Excerpt from a dataset

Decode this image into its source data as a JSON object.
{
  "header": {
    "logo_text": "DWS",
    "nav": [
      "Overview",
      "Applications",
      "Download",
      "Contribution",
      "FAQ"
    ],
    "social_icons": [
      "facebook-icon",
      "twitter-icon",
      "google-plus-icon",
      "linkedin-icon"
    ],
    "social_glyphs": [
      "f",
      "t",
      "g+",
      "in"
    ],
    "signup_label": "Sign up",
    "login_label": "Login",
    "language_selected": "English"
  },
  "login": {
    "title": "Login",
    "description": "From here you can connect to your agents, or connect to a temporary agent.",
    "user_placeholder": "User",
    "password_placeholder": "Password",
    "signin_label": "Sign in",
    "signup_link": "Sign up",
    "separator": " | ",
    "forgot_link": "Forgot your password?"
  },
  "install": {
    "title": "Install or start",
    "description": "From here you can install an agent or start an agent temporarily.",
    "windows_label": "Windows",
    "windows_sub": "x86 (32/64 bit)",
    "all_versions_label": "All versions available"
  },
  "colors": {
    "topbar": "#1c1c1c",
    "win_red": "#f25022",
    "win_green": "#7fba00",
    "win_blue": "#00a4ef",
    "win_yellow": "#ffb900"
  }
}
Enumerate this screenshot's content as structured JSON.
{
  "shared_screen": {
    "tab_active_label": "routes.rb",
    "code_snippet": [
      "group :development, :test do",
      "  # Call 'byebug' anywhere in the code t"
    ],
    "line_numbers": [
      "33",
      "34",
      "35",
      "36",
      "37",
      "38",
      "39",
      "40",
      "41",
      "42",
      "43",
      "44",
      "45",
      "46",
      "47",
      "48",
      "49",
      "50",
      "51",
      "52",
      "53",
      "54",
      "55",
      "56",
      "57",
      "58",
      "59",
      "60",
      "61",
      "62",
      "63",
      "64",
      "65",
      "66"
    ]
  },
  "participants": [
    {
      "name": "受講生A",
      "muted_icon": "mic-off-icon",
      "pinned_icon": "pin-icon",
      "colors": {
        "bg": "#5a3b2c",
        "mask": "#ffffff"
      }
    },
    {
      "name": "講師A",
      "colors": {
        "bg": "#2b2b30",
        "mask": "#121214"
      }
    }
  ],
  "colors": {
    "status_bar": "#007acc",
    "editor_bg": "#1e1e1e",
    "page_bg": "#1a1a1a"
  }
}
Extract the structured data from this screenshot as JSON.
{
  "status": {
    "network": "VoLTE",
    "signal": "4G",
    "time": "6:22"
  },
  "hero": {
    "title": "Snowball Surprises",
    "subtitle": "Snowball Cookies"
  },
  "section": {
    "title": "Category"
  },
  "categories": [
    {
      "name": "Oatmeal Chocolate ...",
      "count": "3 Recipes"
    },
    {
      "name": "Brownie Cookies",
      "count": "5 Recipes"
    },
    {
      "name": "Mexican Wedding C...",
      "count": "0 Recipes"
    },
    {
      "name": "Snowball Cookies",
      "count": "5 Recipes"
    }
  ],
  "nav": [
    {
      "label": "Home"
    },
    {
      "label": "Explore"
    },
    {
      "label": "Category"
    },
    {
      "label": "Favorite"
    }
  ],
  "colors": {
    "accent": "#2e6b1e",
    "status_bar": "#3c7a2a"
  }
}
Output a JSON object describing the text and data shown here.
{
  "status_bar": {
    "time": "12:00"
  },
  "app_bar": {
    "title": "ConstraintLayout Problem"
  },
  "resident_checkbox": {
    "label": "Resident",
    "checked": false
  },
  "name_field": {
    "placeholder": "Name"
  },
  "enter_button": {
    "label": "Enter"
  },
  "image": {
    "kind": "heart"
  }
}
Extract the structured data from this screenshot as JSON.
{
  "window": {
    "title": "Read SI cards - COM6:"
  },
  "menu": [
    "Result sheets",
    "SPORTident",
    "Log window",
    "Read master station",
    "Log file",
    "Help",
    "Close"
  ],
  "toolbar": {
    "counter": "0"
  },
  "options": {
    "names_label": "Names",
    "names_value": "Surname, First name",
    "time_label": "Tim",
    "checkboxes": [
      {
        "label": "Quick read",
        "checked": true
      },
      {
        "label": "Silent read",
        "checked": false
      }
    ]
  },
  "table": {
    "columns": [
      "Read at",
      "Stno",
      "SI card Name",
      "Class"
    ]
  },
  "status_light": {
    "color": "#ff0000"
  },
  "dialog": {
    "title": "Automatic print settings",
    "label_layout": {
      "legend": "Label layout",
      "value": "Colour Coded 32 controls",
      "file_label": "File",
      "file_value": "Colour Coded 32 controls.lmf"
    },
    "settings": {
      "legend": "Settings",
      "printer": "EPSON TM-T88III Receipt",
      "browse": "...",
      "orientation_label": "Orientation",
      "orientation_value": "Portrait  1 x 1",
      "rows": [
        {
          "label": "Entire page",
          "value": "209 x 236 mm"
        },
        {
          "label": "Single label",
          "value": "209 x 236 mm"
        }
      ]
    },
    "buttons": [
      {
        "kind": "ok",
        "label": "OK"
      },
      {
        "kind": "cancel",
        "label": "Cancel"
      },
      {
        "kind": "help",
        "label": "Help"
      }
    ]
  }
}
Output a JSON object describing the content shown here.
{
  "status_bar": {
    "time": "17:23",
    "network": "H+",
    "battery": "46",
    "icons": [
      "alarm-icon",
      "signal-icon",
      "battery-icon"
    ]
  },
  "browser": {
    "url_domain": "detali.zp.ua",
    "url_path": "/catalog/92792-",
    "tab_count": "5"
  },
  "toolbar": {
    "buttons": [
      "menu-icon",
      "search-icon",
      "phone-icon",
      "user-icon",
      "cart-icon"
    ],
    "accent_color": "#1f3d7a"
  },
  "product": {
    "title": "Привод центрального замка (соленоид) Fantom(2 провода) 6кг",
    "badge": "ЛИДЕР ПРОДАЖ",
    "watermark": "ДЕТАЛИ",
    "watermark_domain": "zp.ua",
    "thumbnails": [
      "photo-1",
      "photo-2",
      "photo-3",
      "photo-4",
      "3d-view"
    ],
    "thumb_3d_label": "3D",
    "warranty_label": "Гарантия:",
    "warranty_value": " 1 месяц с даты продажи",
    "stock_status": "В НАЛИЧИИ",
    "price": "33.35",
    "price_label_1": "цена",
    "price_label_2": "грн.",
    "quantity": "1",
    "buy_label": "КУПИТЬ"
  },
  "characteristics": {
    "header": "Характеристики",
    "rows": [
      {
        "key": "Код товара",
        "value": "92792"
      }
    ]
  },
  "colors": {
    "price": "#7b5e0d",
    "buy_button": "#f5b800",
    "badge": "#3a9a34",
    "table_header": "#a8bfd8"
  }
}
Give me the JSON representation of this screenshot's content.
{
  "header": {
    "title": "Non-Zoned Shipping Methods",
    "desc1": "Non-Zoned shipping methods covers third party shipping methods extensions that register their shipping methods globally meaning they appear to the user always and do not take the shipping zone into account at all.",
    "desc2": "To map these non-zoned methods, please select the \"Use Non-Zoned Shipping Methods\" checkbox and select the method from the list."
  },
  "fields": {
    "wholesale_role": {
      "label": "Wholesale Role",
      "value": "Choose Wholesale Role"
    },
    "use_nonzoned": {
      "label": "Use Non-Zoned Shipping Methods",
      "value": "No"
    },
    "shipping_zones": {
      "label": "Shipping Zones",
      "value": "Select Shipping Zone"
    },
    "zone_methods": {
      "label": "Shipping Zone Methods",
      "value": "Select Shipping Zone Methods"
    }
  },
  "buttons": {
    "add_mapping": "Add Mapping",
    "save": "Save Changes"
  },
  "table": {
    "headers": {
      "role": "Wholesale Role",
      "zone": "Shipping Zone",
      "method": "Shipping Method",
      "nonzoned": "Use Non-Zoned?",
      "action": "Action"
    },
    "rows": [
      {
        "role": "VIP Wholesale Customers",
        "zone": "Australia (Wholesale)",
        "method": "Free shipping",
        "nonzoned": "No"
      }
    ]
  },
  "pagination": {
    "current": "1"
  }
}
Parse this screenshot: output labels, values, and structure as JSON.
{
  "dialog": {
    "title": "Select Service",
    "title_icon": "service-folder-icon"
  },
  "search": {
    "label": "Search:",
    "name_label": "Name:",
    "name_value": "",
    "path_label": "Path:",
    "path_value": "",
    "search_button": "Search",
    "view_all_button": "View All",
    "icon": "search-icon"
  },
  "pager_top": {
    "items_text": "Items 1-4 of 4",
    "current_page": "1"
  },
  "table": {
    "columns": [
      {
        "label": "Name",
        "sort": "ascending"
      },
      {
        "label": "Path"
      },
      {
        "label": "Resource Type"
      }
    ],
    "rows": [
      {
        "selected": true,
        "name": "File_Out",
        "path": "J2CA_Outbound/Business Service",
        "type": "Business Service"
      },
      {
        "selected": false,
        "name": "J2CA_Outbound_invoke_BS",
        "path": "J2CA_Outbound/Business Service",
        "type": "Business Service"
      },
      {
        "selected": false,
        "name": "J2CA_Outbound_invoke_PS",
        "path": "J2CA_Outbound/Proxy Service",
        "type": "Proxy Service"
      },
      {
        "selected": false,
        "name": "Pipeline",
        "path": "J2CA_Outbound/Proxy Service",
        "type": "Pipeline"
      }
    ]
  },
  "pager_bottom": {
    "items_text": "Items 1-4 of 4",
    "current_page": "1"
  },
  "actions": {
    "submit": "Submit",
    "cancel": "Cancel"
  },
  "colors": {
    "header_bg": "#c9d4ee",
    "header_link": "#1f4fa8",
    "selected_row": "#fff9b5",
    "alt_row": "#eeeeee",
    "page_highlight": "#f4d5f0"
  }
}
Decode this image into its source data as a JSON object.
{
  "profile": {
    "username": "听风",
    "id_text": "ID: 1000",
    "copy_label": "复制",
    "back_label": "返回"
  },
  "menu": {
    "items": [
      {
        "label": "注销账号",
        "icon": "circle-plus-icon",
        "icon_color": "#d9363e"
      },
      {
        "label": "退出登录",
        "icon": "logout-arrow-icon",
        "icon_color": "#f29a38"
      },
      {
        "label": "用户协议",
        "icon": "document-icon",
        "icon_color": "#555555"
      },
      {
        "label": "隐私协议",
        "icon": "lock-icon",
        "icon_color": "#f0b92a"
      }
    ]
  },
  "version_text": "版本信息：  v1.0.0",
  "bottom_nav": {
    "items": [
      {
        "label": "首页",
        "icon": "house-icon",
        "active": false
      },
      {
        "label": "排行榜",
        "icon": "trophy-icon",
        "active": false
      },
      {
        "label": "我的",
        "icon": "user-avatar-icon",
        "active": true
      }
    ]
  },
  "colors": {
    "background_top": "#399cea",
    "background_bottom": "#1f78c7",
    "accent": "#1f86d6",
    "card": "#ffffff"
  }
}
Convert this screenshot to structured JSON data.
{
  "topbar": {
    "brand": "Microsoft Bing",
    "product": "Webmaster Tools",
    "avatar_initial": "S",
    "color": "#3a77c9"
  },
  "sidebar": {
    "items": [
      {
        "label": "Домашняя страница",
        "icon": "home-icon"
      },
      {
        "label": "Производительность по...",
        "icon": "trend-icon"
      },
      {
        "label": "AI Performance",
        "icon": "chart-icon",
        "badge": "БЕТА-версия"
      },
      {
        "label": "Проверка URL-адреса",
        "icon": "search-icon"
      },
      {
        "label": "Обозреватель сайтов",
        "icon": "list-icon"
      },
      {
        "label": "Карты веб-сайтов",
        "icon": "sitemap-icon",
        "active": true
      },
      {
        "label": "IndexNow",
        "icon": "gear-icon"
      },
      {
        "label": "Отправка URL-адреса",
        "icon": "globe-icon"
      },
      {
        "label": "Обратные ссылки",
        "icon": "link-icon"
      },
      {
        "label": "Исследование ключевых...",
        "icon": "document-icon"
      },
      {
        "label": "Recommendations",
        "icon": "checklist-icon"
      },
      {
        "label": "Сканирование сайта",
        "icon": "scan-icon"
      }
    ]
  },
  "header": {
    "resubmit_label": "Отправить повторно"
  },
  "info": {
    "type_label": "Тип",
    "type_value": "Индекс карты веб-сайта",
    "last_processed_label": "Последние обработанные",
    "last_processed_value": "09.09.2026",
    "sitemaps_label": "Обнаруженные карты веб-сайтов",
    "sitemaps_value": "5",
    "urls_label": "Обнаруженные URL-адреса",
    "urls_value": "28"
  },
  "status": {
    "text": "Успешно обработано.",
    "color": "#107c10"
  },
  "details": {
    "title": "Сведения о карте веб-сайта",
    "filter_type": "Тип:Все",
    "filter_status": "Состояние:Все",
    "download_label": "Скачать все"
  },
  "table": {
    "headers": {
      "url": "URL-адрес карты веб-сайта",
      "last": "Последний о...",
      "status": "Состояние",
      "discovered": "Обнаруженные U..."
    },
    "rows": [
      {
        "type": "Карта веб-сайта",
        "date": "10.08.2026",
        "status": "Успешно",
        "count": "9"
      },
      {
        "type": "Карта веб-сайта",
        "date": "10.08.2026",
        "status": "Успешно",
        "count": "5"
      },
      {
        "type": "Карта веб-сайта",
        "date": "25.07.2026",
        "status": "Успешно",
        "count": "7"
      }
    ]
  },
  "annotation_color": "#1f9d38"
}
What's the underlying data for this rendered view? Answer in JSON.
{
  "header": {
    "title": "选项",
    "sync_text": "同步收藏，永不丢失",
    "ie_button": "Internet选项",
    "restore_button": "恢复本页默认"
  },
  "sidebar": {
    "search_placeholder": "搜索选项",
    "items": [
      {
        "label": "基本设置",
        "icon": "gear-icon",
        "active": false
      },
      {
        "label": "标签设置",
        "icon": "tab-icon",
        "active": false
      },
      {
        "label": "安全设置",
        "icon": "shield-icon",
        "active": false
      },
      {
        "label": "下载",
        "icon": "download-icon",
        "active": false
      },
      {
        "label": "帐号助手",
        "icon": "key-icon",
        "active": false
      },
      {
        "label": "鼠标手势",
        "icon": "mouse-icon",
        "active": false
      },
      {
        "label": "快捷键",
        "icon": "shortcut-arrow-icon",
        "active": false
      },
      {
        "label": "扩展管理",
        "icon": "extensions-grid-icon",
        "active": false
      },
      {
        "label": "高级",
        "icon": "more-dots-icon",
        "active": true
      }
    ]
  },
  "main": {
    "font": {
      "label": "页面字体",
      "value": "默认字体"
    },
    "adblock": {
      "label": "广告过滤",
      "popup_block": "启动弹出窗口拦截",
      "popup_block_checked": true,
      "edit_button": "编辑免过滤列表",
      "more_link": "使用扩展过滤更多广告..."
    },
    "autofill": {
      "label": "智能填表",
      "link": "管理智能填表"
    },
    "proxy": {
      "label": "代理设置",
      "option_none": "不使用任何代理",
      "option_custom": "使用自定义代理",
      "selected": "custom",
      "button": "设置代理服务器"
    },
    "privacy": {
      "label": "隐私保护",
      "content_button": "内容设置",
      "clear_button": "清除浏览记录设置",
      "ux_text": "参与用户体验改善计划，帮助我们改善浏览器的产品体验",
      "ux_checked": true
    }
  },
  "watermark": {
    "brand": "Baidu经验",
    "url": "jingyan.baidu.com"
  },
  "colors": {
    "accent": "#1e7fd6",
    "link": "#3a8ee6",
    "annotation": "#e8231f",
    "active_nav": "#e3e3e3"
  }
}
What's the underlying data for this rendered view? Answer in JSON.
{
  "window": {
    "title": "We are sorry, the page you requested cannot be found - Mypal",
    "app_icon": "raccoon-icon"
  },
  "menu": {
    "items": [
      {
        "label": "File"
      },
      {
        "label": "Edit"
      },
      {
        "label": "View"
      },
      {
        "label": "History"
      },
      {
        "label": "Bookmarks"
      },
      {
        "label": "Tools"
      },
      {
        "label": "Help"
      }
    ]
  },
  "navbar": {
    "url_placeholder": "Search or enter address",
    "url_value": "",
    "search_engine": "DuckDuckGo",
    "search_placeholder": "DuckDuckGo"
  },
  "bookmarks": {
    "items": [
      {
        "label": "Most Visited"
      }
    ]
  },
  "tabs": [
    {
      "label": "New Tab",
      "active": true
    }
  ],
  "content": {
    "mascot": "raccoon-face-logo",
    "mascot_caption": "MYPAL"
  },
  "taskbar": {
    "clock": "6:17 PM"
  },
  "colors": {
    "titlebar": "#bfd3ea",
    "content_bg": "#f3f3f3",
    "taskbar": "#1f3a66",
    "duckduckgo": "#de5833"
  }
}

Your instructions >> Collect the lines of the data that carry the word "Recipes".

Finished answer >>
      "count": "3 Recipes"
      "count": "5 Recipes"
      "count": "0 Recipes"
      "count": "5 Recipes"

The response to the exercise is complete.